[Stored records]
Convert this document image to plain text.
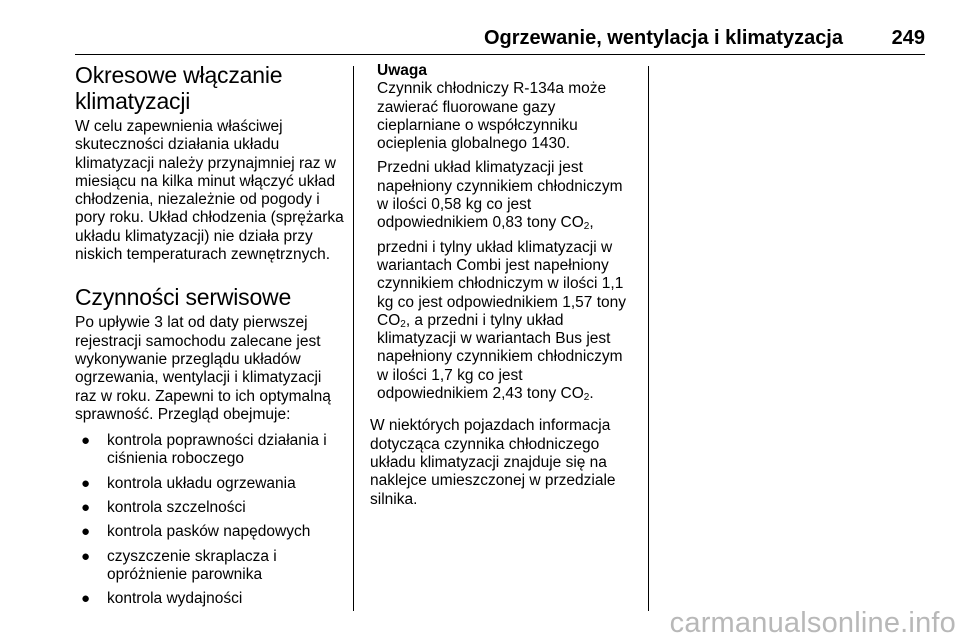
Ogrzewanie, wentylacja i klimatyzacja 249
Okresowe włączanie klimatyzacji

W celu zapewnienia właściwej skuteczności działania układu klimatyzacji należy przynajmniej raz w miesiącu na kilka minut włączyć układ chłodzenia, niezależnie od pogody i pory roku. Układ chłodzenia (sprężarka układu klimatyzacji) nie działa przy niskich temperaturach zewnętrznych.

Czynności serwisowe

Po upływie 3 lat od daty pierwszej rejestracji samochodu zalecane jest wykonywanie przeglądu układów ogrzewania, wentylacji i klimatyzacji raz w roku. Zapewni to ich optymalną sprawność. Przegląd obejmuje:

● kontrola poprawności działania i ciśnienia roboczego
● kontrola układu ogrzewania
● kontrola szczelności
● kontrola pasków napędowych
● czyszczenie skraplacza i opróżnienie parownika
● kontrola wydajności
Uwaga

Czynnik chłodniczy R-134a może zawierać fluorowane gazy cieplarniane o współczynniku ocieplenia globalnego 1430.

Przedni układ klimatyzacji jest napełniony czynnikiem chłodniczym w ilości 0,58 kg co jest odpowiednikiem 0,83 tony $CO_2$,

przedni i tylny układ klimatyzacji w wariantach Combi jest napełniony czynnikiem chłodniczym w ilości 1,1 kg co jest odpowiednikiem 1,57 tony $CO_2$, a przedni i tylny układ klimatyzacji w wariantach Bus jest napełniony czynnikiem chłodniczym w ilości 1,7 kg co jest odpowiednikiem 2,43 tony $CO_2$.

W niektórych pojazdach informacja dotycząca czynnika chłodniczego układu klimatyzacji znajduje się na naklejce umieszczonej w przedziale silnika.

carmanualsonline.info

--

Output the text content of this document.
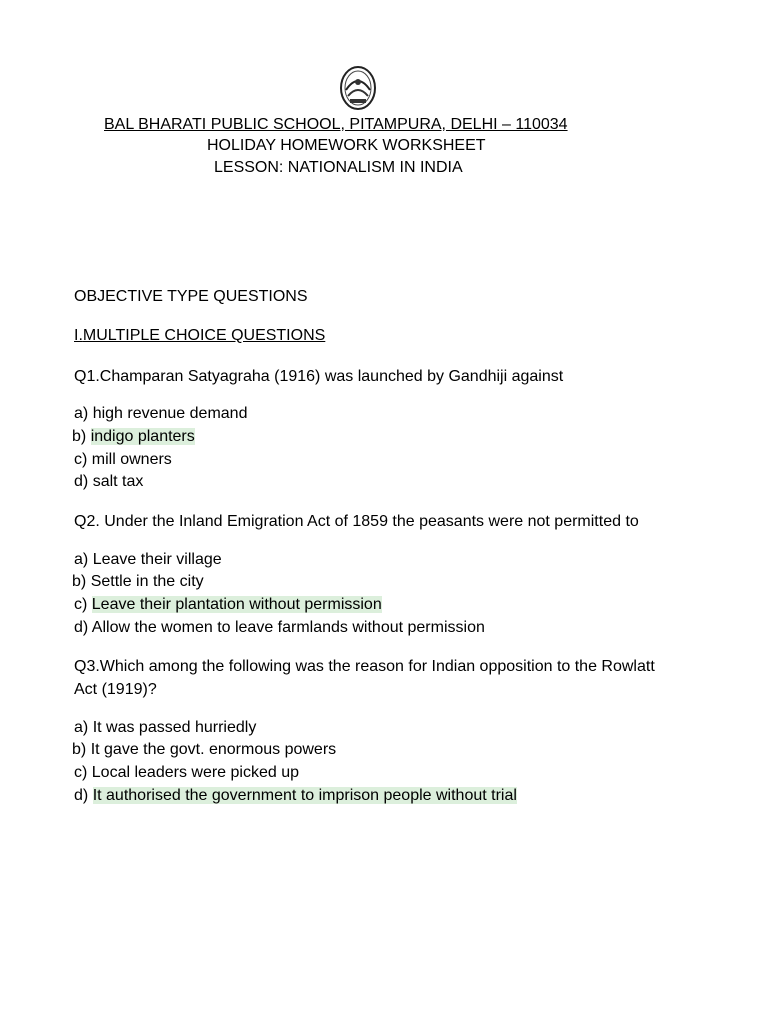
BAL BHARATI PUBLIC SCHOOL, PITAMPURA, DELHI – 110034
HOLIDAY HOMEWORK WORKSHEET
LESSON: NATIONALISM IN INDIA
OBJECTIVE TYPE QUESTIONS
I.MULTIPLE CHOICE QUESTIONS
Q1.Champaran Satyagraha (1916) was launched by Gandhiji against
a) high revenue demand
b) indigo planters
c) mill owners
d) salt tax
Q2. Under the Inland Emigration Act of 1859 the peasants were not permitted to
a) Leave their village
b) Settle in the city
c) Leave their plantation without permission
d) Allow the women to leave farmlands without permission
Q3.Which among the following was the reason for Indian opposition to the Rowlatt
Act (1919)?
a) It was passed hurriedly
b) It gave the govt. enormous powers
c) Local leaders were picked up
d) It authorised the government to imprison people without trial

YOUR OBJECTIVE:
Give the count of lines in the listing above that include "odpowiednikiem", with no other words.

TASK OUTPUT:
2